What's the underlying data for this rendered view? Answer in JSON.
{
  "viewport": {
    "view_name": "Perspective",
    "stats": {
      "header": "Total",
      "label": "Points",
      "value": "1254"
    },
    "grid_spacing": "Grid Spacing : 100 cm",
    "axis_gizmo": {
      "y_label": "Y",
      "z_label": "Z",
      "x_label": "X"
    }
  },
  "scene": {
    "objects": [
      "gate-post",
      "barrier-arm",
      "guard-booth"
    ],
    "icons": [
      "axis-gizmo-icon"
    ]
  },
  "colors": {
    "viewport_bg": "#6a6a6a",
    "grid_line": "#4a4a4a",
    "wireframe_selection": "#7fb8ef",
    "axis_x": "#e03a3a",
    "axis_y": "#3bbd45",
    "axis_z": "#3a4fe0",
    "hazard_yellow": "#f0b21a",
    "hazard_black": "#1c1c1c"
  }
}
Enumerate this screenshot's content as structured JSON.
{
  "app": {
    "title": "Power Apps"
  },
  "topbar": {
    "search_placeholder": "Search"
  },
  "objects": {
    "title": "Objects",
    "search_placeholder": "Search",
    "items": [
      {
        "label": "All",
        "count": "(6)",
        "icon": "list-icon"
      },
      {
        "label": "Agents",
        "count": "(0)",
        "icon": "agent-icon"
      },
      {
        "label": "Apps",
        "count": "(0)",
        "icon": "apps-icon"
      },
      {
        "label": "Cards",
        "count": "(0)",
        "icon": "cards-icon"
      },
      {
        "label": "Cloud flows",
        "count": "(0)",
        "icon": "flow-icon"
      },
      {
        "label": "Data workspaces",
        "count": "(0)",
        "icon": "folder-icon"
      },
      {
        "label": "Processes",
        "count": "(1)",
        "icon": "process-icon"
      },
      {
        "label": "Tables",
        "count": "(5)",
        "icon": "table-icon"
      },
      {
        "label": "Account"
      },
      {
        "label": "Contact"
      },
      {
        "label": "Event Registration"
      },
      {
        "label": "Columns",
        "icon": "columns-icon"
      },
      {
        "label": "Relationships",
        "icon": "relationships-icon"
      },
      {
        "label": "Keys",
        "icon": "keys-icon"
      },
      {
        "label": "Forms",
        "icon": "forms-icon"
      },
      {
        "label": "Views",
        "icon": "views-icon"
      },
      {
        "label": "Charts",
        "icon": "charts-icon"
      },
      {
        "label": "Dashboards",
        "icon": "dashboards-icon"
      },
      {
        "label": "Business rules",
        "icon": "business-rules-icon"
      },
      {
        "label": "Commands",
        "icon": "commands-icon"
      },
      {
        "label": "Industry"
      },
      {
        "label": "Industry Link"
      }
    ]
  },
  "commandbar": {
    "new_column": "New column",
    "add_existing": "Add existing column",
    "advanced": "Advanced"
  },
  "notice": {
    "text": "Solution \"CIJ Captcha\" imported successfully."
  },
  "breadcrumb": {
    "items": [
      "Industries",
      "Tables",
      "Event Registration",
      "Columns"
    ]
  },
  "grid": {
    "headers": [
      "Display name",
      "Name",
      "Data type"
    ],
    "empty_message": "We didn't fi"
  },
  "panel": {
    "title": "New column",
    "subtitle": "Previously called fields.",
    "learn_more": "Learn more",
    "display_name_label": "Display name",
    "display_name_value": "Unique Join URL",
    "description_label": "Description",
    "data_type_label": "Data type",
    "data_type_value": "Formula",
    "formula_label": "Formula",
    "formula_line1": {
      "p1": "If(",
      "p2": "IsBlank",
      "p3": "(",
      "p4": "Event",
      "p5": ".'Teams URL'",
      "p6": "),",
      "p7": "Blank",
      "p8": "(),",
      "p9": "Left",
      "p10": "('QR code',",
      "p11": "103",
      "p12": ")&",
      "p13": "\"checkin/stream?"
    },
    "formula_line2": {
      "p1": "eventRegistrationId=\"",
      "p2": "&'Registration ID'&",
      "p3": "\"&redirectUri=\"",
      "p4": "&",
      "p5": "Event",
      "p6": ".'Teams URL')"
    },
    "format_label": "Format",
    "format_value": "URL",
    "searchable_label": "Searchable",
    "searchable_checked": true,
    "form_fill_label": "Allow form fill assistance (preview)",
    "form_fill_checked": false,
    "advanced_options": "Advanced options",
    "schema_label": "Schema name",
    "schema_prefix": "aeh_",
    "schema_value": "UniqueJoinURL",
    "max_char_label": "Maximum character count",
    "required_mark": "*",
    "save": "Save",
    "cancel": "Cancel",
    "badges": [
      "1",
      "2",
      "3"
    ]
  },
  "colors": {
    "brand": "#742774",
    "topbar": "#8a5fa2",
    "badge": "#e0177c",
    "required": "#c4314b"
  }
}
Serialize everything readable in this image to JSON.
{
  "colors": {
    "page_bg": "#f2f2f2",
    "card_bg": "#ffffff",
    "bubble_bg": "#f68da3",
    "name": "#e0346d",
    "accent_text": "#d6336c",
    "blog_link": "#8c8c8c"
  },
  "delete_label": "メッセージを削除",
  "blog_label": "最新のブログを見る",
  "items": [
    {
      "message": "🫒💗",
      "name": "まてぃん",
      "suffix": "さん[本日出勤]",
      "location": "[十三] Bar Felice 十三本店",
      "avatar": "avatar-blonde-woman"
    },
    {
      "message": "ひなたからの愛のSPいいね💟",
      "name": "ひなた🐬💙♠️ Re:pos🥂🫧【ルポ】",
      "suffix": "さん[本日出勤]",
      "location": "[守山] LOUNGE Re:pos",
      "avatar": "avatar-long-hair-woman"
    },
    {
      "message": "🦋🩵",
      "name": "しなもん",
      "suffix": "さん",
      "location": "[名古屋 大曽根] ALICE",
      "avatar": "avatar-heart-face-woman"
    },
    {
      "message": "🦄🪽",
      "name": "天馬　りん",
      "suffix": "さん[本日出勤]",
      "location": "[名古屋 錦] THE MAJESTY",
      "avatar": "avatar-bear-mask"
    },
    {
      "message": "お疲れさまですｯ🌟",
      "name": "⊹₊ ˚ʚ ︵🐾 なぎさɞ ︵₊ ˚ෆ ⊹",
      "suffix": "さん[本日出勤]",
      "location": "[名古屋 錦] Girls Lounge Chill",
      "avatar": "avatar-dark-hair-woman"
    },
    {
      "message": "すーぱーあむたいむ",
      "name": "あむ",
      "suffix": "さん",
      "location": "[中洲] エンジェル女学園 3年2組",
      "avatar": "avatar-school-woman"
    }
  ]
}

### EXERCISE REQUIREMENTS
Your task is to output the full set of records exactly as presented.

### SOLUTION FOR THIS TASK
What's the underlying data for this rendered view? Answer in JSON.
{
  "viewport": {
    "view_name": "Perspective",
    "stats": {
      "header": "Total",
      "label": "Points",
      "value": "1254"
    },
    "grid_spacing": "Grid Spacing : 100 cm",
    "axis_gizmo": {
      "y_label": "Y",
      "z_label": "Z",
      "x_label": "X"
    }
  },
  "scene": {
    "objects": [
      "gate-post",
      "barrier-arm",
      "guard-booth"
    ],
    "icons": [
      "axis-gizmo-icon"
    ]
  },
  "colors": {
    "viewport_bg": "#6a6a6a",
    "grid_line": "#4a4a4a",
    "wireframe_selection": "#7fb8ef",
    "axis_x": "#e03a3a",
    "axis_y": "#3bbd45",
    "axis_z": "#3a4fe0",
    "hazard_yellow": "#f0b21a",
    "hazard_black": "#1c1c1c"
  }
}
Enumerate this screenshot's content as structured JSON.
{
  "app": {
    "title": "Power Apps"
  },
  "topbar": {
    "search_placeholder": "Search"
  },
  "objects": {
    "title": "Objects",
    "search_placeholder": "Search",
    "items": [
      {
        "label": "All",
        "count": "(6)",
        "icon": "list-icon"
      },
      {
        "label": "Agents",
        "count": "(0)",
        "icon": "agent-icon"
      },
      {
        "label": "Apps",
        "count": "(0)",
        "icon": "apps-icon"
      },
      {
        "label": "Cards",
        "count": "(0)",
        "icon": "cards-icon"
      },
      {
        "label": "Cloud flows",
        "count": "(0)",
        "icon": "flow-icon"
      },
      {
        "label": "Data workspaces",
        "count": "(0)",
        "icon": "folder-icon"
      },
      {
        "label": "Processes",
        "count": "(1)",
        "icon": "process-icon"
      },
      {
        "label": "Tables",
        "count": "(5)",
        "icon": "table-icon"
      },
      {
        "label": "Account"
      },
      {
        "label": "Contact"
      },
      {
        "label": "Event Registration"
      },
      {
        "label": "Columns",
        "icon": "columns-icon"
      },
      {
        "label": "Relationships",
        "icon": "relationships-icon"
      },
      {
        "label": "Keys",
        "icon": "keys-icon"
      },
      {
        "label": "Forms",
        "icon": "forms-icon"
      },
      {
        "label": "Views",
        "icon": "views-icon"
      },
      {
        "label": "Charts",
        "icon": "charts-icon"
      },
      {
        "label": "Dashboards",
        "icon": "dashboards-icon"
      },
      {
        "label": "Business rules",
        "icon": "business-rules-icon"
      },
      {
        "label": "Commands",
        "icon": "commands-icon"
      },
      {
        "label": "Industry"
      },
      {
        "label": "Industry Link"
      }
    ]
  },
  "commandbar": {
    "new_column": "New column",
    "add_existing": "Add existing column",
    "advanced": "Advanced"
  },
  "notice": {
    "text": "Solution \"CIJ Captcha\" imported successfully."
  },
  "breadcrumb": {
    "items": [
      "Industries",
      "Tables",
      "Event Registration",
      "Columns"
    ]
  },
  "grid": {
    "headers": [
      "Display name",
      "Name",
      "Data type"
    ],
    "empty_message": "We didn't fi"
  },
  "panel": {
    "title": "New column",
    "subtitle": "Previously called fields.",
    "learn_more": "Learn more",
    "display_name_label": "Display name",
    "display_name_value": "Unique Join URL",
    "description_label": "Description",
    "data_type_label": "Data type",
    "data_type_value": "Formula",
    "formula_label": "Formula",
    "formula_line1": {
      "p1": "If(",
      "p2": "IsBlank",
      "p3": "(",
      "p4": "Event",
      "p5": ".'Teams URL'",
      "p6": "),",
      "p7": "Blank",
      "p8": "(),",
      "p9": "Left",
      "p10": "('QR code',",
      "p11": "103",
      "p12": ")&",
      "p13": "\"checkin/stream?"
    },
    "formula_line2": {
      "p1": "eventRegistrationId=\"",
      "p2": "&'Registration ID'&",
      "p3": "\"&redirectUri=\"",
      "p4": "&",
      "p5": "Event",
      "p6": ".'Teams URL')"
    },
    "format_label": "Format",
    "format_value": "URL",
    "searchable_label": "Searchable",
    "searchable_checked": true,
    "form_fill_label": "Allow form fill assistance (preview)",
    "form_fill_checked": false,
    "advanced_options": "Advanced options",
    "schema_label": "Schema name",
    "schema_prefix": "aeh_",
    "schema_value": "UniqueJoinURL",
    "max_char_label": "Maximum character count",
    "required_mark": "*",
    "save": "Save",
    "cancel": "Cancel",
    "badges": [
      "1",
      "2",
      "3"
    ]
  },
  "colors": {
    "brand": "#742774",
    "topbar": "#8a5fa2",
    "badge": "#e0177c",
    "required": "#c4314b"
  }
}
Serialize everything readable in this image to JSON.
{
  "colors": {
    "page_bg": "#f2f2f2",
    "card_bg": "#ffffff",
    "bubble_bg": "#f68da3",
    "name": "#e0346d",
    "accent_text": "#d6336c",
    "blog_link": "#8c8c8c"
  },
  "delete_label": "メッセージを削除",
  "blog_label": "最新のブログを見る",
  "items": [
    {
      "message": "🫒💗",
      "name": "まてぃん",
      "suffix": "さん[本日出勤]",
      "location": "[十三] Bar Felice 十三本店",
      "avatar": "avatar-blonde-woman"
    },
    {
      "message": "ひなたからの愛のSPいいね💟",
      "name": "ひなた🐬💙♠️ Re:pos🥂🫧【ルポ】",
      "suffix": "さん[本日出勤]",
      "location": "[守山] LOUNGE Re:pos",
      "avatar": "avatar-long-hair-woman"
    },
    {
      "message": "🦋🩵",
      "name": "しなもん",
      "suffix": "さん",
      "location": "[名古屋 大曽根] ALICE",
      "avatar": "avatar-heart-face-woman"
    },
    {
      "message": "🦄🪽",
      "name": "天馬　りん",
      "suffix": "さん[本日出勤]",
      "location": "[名古屋 錦] THE MAJESTY",
      "avatar": "avatar-bear-mask"
    },
    {
      "message": "お疲れさまですｯ🌟",
      "name": "⊹₊ ˚ʚ ︵🐾 なぎさɞ ︵₊ ˚ෆ ⊹",
      "suffix": "さん[本日出勤]",
      "location": "[名古屋 錦] Girls Lounge Chill",
      "avatar": "avatar-dark-hair-woman"
    },
    {
      "message": "すーぱーあむたいむ",
      "name": "あむ",
      "suffix": "さん",
      "location": "[中洲] エンジェル女学園 3年2組",
      "avatar": "avatar-school-woman"
    }
  ]
}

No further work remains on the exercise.